- _What the exercise asks_: Return each line of the records with nothing changed, pictures excepted.

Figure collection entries
Begin
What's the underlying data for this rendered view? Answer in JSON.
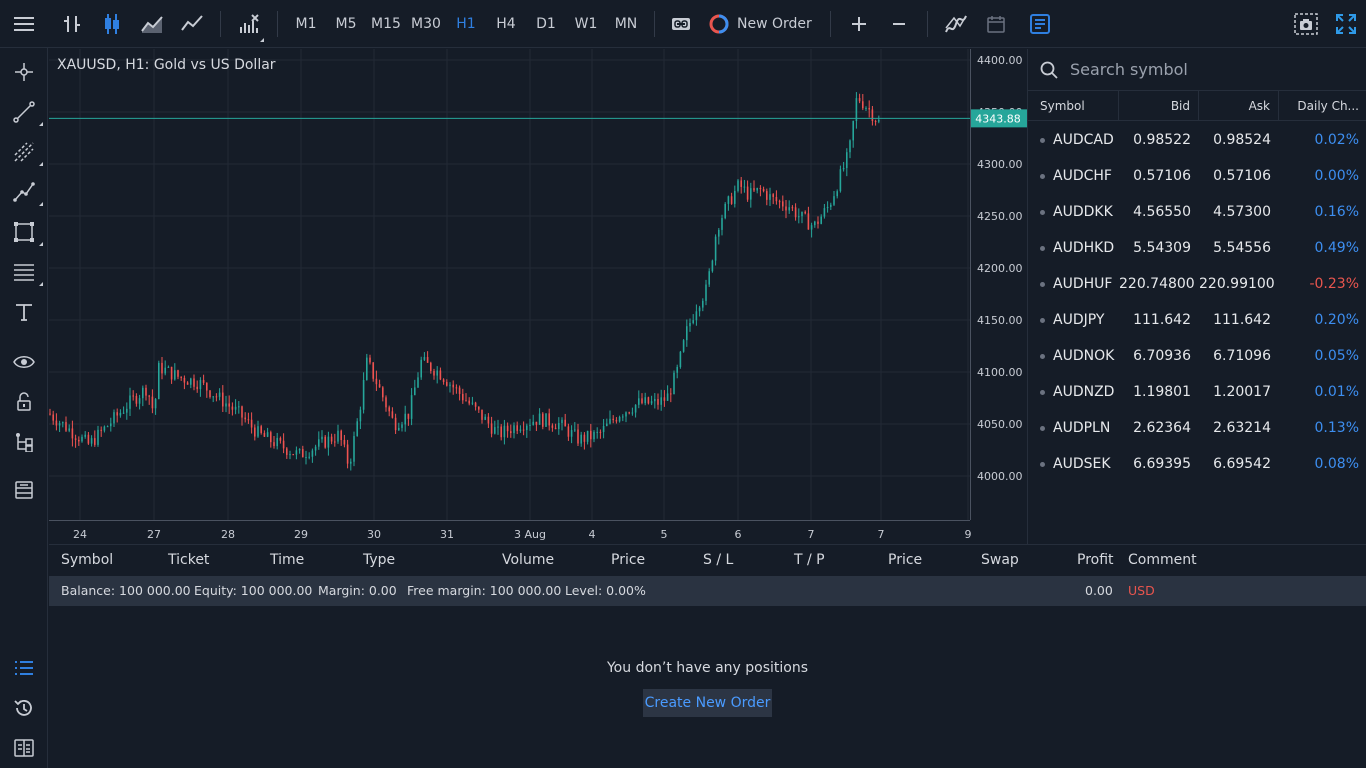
{
  "toolbar": {
    "timeframes": [
      "M1",
      "M5",
      "M15",
      "M30",
      "H1",
      "H4",
      "D1",
      "W1",
      "MN"
    ],
    "active_timeframe": "H1",
    "new_order_label": "New Order"
  },
  "chart": {
    "title": "XAUUSD, H1: Gold vs US Dollar",
    "current_price": "4343.88",
    "price_labels": [
      "4400.00",
      "4350.00",
      "4300.00",
      "4250.00",
      "4200.00",
      "4150.00",
      "4100.00",
      "4050.00",
      "4000.00"
    ],
    "date_labels": [
      "24",
      "27",
      "28",
      "29",
      "30",
      "31",
      "3 Aug",
      "4",
      "5",
      "6",
      "7",
      "7",
      "9"
    ],
    "colors": {
      "up": "#26a69a",
      "down": "#ef5350",
      "price_line": "#26a69a",
      "price_tag_bg": "#26a69a"
    }
  },
  "watchlist": {
    "search_placeholder": "Search symbol",
    "headers": {
      "symbol": "Symbol",
      "bid": "Bid",
      "ask": "Ask",
      "change": "Daily Ch..."
    },
    "rows": [
      {
        "symbol": "AUDCAD",
        "bid": "0.98522",
        "ask": "0.98524",
        "change": "0.02%",
        "dir": "pos"
      },
      {
        "symbol": "AUDCHF",
        "bid": "0.57106",
        "ask": "0.57106",
        "change": "0.00%",
        "dir": "pos"
      },
      {
        "symbol": "AUDDKK",
        "bid": "4.56550",
        "ask": "4.57300",
        "change": "0.16%",
        "dir": "pos"
      },
      {
        "symbol": "AUDHKD",
        "bid": "5.54309",
        "ask": "5.54556",
        "change": "0.49%",
        "dir": "pos"
      },
      {
        "symbol": "AUDHUF",
        "bid": "220.74800",
        "ask": "220.99100",
        "change": "-0.23%",
        "dir": "neg"
      },
      {
        "symbol": "AUDJPY",
        "bid": "111.642",
        "ask": "111.642",
        "change": "0.20%",
        "dir": "pos"
      },
      {
        "symbol": "AUDNOK",
        "bid": "6.70936",
        "ask": "6.71096",
        "change": "0.05%",
        "dir": "pos"
      },
      {
        "symbol": "AUDNZD",
        "bid": "1.19801",
        "ask": "1.20017",
        "change": "0.01%",
        "dir": "pos"
      },
      {
        "symbol": "AUDPLN",
        "bid": "2.62364",
        "ask": "2.63214",
        "change": "0.13%",
        "dir": "pos"
      },
      {
        "symbol": "AUDSEK",
        "bid": "6.69395",
        "ask": "6.69542",
        "change": "0.08%",
        "dir": "pos"
      }
    ]
  },
  "trade": {
    "headers": {
      "symbol": "Symbol",
      "ticket": "Ticket",
      "time": "Time",
      "type": "Type",
      "volume": "Volume",
      "price": "Price",
      "sl": "S / L",
      "tp": "T / P",
      "price2": "Price",
      "swap": "Swap",
      "profit": "Profit",
      "comment": "Comment"
    },
    "balance": "Balance: 100 000.00",
    "equity": "Equity: 100 000.00",
    "margin": "Margin: 0.00",
    "free_margin": "Free margin: 100 000.00",
    "level": "Level: 0.00%",
    "profit_total": "0.00",
    "currency": "USD",
    "empty_message": "You don’t have any positions",
    "create_button": "Create New Order"
  }
}
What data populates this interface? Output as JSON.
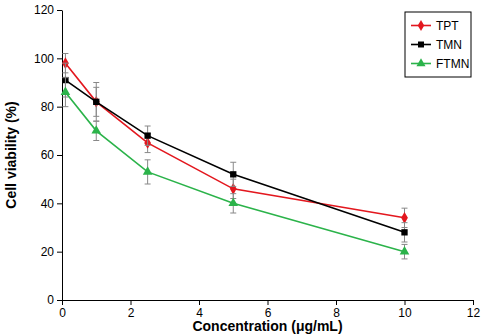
{
  "chart_data": {
    "type": "line",
    "x_label": "Concentration (μg/mL)",
    "y_label": "Cell viability (%)",
    "x": [
      0.1,
      1,
      2.5,
      5,
      10
    ],
    "series": [
      {
        "name": "TPT",
        "color": "#e3171e",
        "marker": "diamond",
        "values": [
          98,
          82,
          65,
          46,
          34
        ],
        "errors": [
          4,
          6,
          4,
          4,
          4
        ]
      },
      {
        "name": "TMN",
        "color": "#000000",
        "marker": "square",
        "values": [
          91,
          82,
          68,
          52,
          28
        ],
        "errors": [
          7,
          8,
          4,
          5,
          4
        ]
      },
      {
        "name": "FTMN",
        "color": "#2bb34a",
        "marker": "triangle",
        "values": [
          86,
          70,
          53,
          40,
          20
        ],
        "errors": [
          6,
          4,
          5,
          4,
          3
        ]
      }
    ],
    "xlim": [
      0,
      12
    ],
    "xticks": [
      0,
      2,
      4,
      6,
      8,
      10,
      12
    ],
    "ylim": [
      0,
      120
    ],
    "yticks": [
      0,
      20,
      40,
      60,
      80,
      100,
      120
    ],
    "grid": false,
    "legend": "top-right"
  }
}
End
- _Worked solution_:
What's the underlying data for this rendered view? Answer in JSON.
{
  "toolbar": {
    "timeframes": [
      "M1",
      "M5",
      "M15",
      "M30",
      "H1",
      "H4",
      "D1",
      "W1",
      "MN"
    ],
    "active_timeframe": "H1",
    "new_order_label": "New Order"
  },
  "chart": {
    "title": "XAUUSD, H1: Gold vs US Dollar",
    "current_price": "4343.88",
    "price_labels": [
      "4400.00",
      "4350.00",
      "4300.00",
      "4250.00",
      "4200.00",
      "4150.00",
      "4100.00",
      "4050.00",
      "4000.00"
    ],
    "date_labels": [
      "24",
      "27",
      "28",
      "29",
      "30",
      "31",
      "3 Aug",
      "4",
      "5",
      "6",
      "7",
      "7",
      "9"
    ],
    "colors": {
      "up": "#26a69a",
      "down": "#ef5350",
      "price_line": "#26a69a",
      "price_tag_bg": "#26a69a"
    }
  },
  "watchlist": {
    "search_placeholder": "Search symbol",
    "headers": {
      "symbol": "Symbol",
      "bid": "Bid",
      "ask": "Ask",
      "change": "Daily Ch..."
    },
    "rows": [
      {
        "symbol": "AUDCAD",
        "bid": "0.98522",
        "ask": "0.98524",
        "change": "0.02%",
        "dir": "pos"
      },
      {
        "symbol": "AUDCHF",
        "bid": "0.57106",
        "ask": "0.57106",
        "change": "0.00%",
        "dir": "pos"
      },
      {
        "symbol": "AUDDKK",
        "bid": "4.56550",
        "ask": "4.57300",
        "change": "0.16%",
        "dir": "pos"
      },
      {
        "symbol": "AUDHKD",
        "bid": "5.54309",
        "ask": "5.54556",
        "change": "0.49%",
        "dir": "pos"
      },
      {
        "symbol": "AUDHUF",
        "bid": "220.74800",
        "ask": "220.99100",
        "change": "-0.23%",
        "dir": "neg"
      },
      {
        "symbol": "AUDJPY",
        "bid": "111.642",
        "ask": "111.642",
        "change": "0.20%",
        "dir": "pos"
      },
      {
        "symbol": "AUDNOK",
        "bid": "6.70936",
        "ask": "6.71096",
        "change": "0.05%",
        "dir": "pos"
      },
      {
        "symbol": "AUDNZD",
        "bid": "1.19801",
        "ask": "1.20017",
        "change": "0.01%",
        "dir": "pos"
      },
      {
        "symbol": "AUDPLN",
        "bid": "2.62364",
        "ask": "2.63214",
        "change": "0.13%",
        "dir": "pos"
      },
      {
        "symbol": "AUDSEK",
        "bid": "6.69395",
        "ask": "6.69542",
        "change": "0.08%",
        "dir": "pos"
      }
    ]
  },
  "trade": {
    "headers": {
      "symbol": "Symbol",
      "ticket": "Ticket",
      "time": "Time",
      "type": "Type",
      "volume": "Volume",
      "price": "Price",
      "sl": "S / L",
      "tp": "T / P",
      "price2": "Price",
      "swap": "Swap",
      "profit": "Profit",
      "comment": "Comment"
    },
    "balance": "Balance: 100 000.00",
    "equity": "Equity: 100 000.00",
    "margin": "Margin: 0.00",
    "free_margin": "Free margin: 100 000.00",
    "level": "Level: 0.00%",
    "profit_total": "0.00",
    "currency": "USD",
    "empty_message": "You don’t have any positions",
    "create_button": "Create New Order"
  }
}
What data populates this interface? Output as JSON.
{
  "chart_data": {
    "type": "line",
    "x_label": "Concentration (μg/mL)",
    "y_label": "Cell viability (%)",
    "x": [
      0.1,
      1,
      2.5,
      5,
      10
    ],
    "series": [
      {
        "name": "TPT",
        "color": "#e3171e",
        "marker": "diamond",
        "values": [
          98,
          82,
          65,
          46,
          34
        ],
        "errors": [
          4,
          6,
          4,
          4,
          4
        ]
      },
      {
        "name": "TMN",
        "color": "#000000",
        "marker": "square",
        "values": [
          91,
          82,
          68,
          52,
          28
        ],
        "errors": [
          7,
          8,
          4,
          5,
          4
        ]
      },
      {
        "name": "FTMN",
        "color": "#2bb34a",
        "marker": "triangle",
        "values": [
          86,
          70,
          53,
          40,
          20
        ],
        "errors": [
          6,
          4,
          5,
          4,
          3
        ]
      }
    ],
    "xlim": [
      0,
      12
    ],
    "xticks": [
      0,
      2,
      4,
      6,
      8,
      10,
      12
    ],
    "ylim": [
      0,
      120
    ],
    "yticks": [
      0,
      20,
      40,
      60,
      80,
      100,
      120
    ],
    "grid": false,
    "legend": "top-right"
  }
}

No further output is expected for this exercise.